*What to produce*
Output the full listing below exactly as it reads, and skip anything that is a picture.

*Saved entries*
******

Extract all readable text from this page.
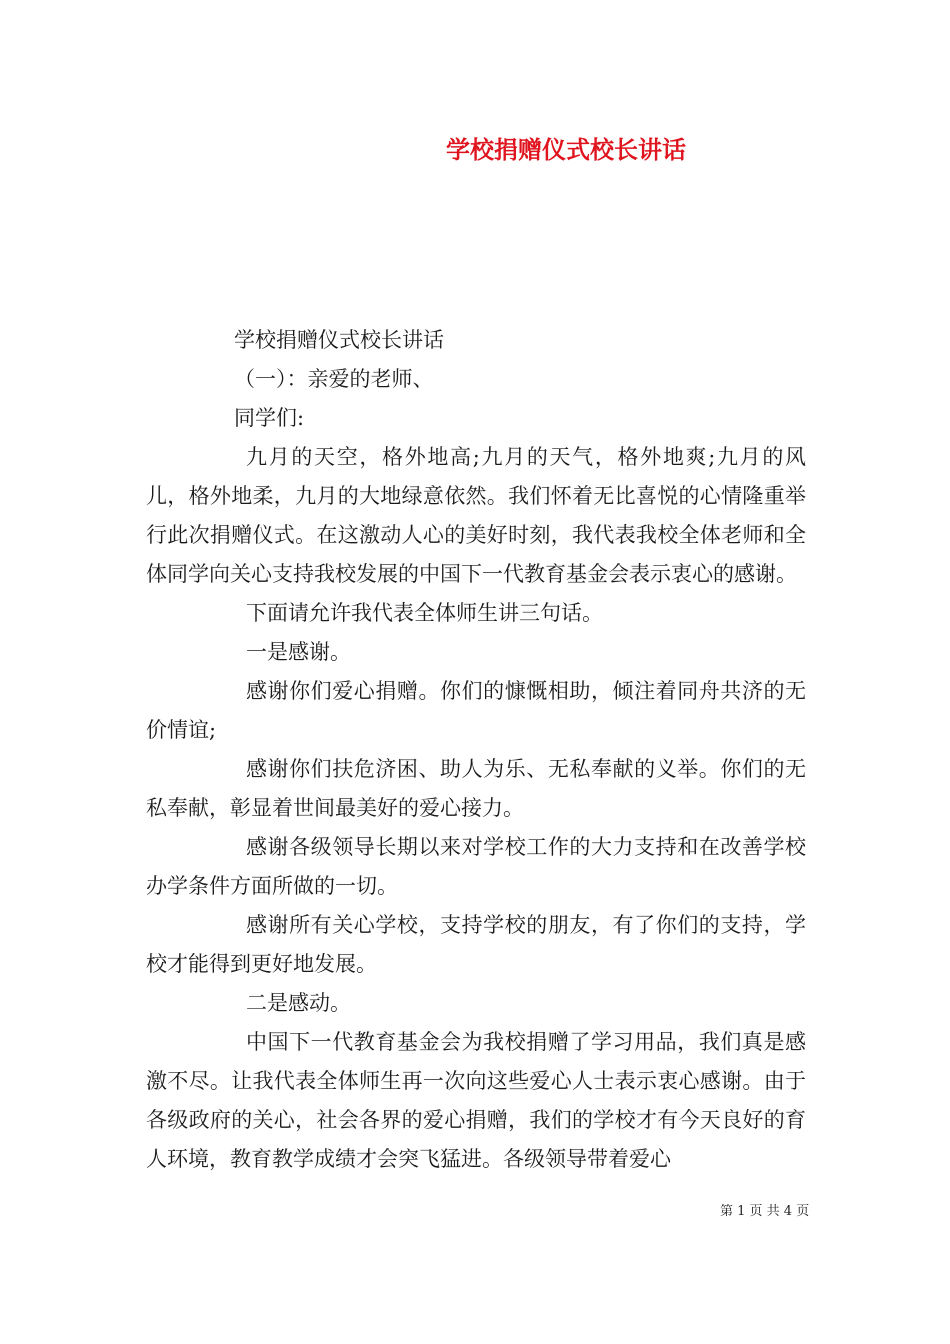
学校捐赠仪式校长讲话

学校捐赠仪式校长讲话

（一）：亲爱的老师、

同学们:

九月的天空，格外地高;九月的天气，格外地爽;九月的风儿，格外地柔，九月的大地绿意依然。我们怀着无比喜悦的心情隆重举行此次捐赠仪式。在这激动人心的美好时刻，我代表我校全体老师和全体同学向关心支持我校发展的中国下一代教育基金会表示衷心的感谢。

下面请允许我代表全体师生讲三句话。

一是感谢。

感谢你们爱心捐赠。你们的慷慨相助，倾注着同舟共济的无价情谊;

感谢你们扶危济困、助人为乐、无私奉献的义举。你们的无私奉献，彰显着世间最美好的爱心接力。

感谢各级领导长期以来对学校工作的大力支持和在改善学校办学条件方面所做的一切。

感谢所有关心学校，支持学校的朋友，有了你们的支持，学校才能得到更好地发展。

二是感动。

中国下一代教育基金会为我校捐赠了学习用品，我们真是感激不尽。让我代表全体师生再一次向这些爱心人士表示衷心感谢。由于各级政府的关心，社会各界的爱心捐赠，我们的学校才有今天良好的育人环境，教育教学成绩才会突飞猛进。各级领导带着爱心

第 1 页 共 4 页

******

*Exercise response*
Extract all readable text from this page.
学校捐赠仪式校长讲话

学校捐赠仪式校长讲话

（一）：亲爱的老师、

同学们:

九月的天空，格外地高;九月的天气，格外地爽;九月的风儿，格外地柔，九月的大地绿意依然。我们怀着无比喜悦的心情隆重举行此次捐赠仪式。在这激动人心的美好时刻，我代表我校全体老师和全体同学向关心支持我校发展的中国下一代教育基金会表示衷心的感谢。

下面请允许我代表全体师生讲三句话。

一是感谢。

感谢你们爱心捐赠。你们的慷慨相助，倾注着同舟共济的无价情谊;

感谢你们扶危济困、助人为乐、无私奉献的义举。你们的无私奉献，彰显着世间最美好的爱心接力。

感谢各级领导长期以来对学校工作的大力支持和在改善学校办学条件方面所做的一切。

感谢所有关心学校，支持学校的朋友，有了你们的支持，学校才能得到更好地发展。

二是感动。

中国下一代教育基金会为我校捐赠了学习用品，我们真是感激不尽。让我代表全体师生再一次向这些爱心人士表示衷心感谢。由于各级政府的关心，社会各界的爱心捐赠，我们的学校才有今天良好的育人环境，教育教学成绩才会突飞猛进。各级领导带着爱心

第 1 页 共 4 页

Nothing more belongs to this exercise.